> **RECORD LIST**
• • • • • • •

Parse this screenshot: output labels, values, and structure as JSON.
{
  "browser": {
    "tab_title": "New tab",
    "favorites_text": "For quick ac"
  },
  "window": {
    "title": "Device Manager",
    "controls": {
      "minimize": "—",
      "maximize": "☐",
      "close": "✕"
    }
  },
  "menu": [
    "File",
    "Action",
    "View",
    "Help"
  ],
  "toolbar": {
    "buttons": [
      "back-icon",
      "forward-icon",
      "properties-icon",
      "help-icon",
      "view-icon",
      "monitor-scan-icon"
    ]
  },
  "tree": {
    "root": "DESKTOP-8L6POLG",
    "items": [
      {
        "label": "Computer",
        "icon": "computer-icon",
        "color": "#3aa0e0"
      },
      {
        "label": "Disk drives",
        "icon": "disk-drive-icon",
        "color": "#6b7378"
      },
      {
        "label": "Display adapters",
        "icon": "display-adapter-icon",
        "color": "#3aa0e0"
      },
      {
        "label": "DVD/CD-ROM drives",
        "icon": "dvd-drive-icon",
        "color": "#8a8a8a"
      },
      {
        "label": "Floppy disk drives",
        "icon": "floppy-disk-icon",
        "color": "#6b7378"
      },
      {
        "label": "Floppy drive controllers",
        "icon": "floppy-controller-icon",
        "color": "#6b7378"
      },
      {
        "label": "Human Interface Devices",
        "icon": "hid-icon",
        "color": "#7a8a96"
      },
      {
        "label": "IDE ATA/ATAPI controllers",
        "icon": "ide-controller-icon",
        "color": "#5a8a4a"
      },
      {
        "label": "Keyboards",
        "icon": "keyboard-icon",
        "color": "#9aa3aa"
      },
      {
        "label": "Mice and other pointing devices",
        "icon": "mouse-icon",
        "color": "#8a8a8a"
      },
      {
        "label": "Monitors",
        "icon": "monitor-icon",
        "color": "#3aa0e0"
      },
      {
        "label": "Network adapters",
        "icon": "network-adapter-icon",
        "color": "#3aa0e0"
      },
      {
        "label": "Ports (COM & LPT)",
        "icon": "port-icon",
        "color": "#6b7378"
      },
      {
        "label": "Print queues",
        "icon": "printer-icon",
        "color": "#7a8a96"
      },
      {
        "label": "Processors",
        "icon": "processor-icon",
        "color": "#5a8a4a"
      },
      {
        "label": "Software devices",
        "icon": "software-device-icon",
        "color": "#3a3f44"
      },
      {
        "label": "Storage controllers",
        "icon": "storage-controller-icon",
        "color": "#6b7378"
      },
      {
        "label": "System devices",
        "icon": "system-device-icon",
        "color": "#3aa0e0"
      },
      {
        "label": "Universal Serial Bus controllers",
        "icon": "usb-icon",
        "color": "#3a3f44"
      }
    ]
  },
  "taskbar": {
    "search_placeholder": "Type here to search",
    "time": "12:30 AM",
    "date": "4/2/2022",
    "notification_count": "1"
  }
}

• • • • • • •

> **REQUIREMENTS**
Output the full listing without altering anything.

> **RESULT OF THIS EXERCISE**
Parse this screenshot: output labels, values, and structure as JSON.
{
  "browser": {
    "tab_title": "New tab",
    "favorites_text": "For quick ac"
  },
  "window": {
    "title": "Device Manager",
    "controls": {
      "minimize": "—",
      "maximize": "☐",
      "close": "✕"
    }
  },
  "menu": [
    "File",
    "Action",
    "View",
    "Help"
  ],
  "toolbar": {
    "buttons": [
      "back-icon",
      "forward-icon",
      "properties-icon",
      "help-icon",
      "view-icon",
      "monitor-scan-icon"
    ]
  },
  "tree": {
    "root": "DESKTOP-8L6POLG",
    "items": [
      {
        "label": "Computer",
        "icon": "computer-icon",
        "color": "#3aa0e0"
      },
      {
        "label": "Disk drives",
        "icon": "disk-drive-icon",
        "color": "#6b7378"
      },
      {
        "label": "Display adapters",
        "icon": "display-adapter-icon",
        "color": "#3aa0e0"
      },
      {
        "label": "DVD/CD-ROM drives",
        "icon": "dvd-drive-icon",
        "color": "#8a8a8a"
      },
      {
        "label": "Floppy disk drives",
        "icon": "floppy-disk-icon",
        "color": "#6b7378"
      },
      {
        "label": "Floppy drive controllers",
        "icon": "floppy-controller-icon",
        "color": "#6b7378"
      },
      {
        "label": "Human Interface Devices",
        "icon": "hid-icon",
        "color": "#7a8a96"
      },
      {
        "label": "IDE ATA/ATAPI controllers",
        "icon": "ide-controller-icon",
        "color": "#5a8a4a"
      },
      {
        "label": "Keyboards",
        "icon": "keyboard-icon",
        "color": "#9aa3aa"
      },
      {
        "label": "Mice and other pointing devices",
        "icon": "mouse-icon",
        "color": "#8a8a8a"
      },
      {
        "label": "Monitors",
        "icon": "monitor-icon",
        "color": "#3aa0e0"
      },
      {
        "label": "Network adapters",
        "icon": "network-adapter-icon",
        "color": "#3aa0e0"
      },
      {
        "label": "Ports (COM & LPT)",
        "icon": "port-icon",
        "color": "#6b7378"
      },
      {
        "label": "Print queues",
        "icon": "printer-icon",
        "color": "#7a8a96"
      },
      {
        "label": "Processors",
        "icon": "processor-icon",
        "color": "#5a8a4a"
      },
      {
        "label": "Software devices",
        "icon": "software-device-icon",
        "color": "#3a3f44"
      },
      {
        "label": "Storage controllers",
        "icon": "storage-controller-icon",
        "color": "#6b7378"
      },
      {
        "label": "System devices",
        "icon": "system-device-icon",
        "color": "#3aa0e0"
      },
      {
        "label": "Universal Serial Bus controllers",
        "icon": "usb-icon",
        "color": "#3a3f44"
      }
    ]
  },
  "taskbar": {
    "search_placeholder": "Type here to search",
    "time": "12:30 AM",
    "date": "4/2/2022",
    "notification_count": "1"
  }
}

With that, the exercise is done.